» Exercise
Each line that includes the word "title" counts once; give the total and nothing more.
====== Material provided
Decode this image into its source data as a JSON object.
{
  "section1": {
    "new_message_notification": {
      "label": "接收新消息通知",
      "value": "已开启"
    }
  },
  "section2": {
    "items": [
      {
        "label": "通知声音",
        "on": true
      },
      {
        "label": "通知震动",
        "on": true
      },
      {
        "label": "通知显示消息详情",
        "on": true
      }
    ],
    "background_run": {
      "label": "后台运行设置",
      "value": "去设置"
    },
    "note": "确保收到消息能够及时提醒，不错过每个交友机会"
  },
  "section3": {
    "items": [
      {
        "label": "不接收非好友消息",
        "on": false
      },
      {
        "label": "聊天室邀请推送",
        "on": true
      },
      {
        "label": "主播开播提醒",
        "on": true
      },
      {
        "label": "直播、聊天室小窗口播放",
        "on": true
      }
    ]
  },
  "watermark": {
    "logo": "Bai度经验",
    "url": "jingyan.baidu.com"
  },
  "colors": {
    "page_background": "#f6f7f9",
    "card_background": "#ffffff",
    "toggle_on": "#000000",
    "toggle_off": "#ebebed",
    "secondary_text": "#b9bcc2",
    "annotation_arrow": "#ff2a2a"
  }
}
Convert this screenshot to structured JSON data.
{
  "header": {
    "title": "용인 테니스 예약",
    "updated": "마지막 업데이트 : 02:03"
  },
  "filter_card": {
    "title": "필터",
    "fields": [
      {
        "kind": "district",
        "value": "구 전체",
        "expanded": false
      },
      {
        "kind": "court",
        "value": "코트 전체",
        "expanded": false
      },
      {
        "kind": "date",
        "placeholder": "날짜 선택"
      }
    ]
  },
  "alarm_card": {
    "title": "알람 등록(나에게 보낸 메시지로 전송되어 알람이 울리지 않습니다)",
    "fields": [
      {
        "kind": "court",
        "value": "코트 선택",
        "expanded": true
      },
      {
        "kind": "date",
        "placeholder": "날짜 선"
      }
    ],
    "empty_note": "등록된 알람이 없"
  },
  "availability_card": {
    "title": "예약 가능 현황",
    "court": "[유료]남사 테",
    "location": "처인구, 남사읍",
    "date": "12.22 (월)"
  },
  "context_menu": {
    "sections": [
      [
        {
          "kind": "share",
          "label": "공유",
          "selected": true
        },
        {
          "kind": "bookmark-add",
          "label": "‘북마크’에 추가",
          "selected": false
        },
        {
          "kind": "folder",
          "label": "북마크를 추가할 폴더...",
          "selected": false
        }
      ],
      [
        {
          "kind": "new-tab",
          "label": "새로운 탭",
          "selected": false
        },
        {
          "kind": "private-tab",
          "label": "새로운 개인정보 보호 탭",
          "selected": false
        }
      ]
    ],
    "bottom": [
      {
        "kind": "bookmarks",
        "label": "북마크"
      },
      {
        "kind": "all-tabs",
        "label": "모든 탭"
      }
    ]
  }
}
============
» Completed exercise
4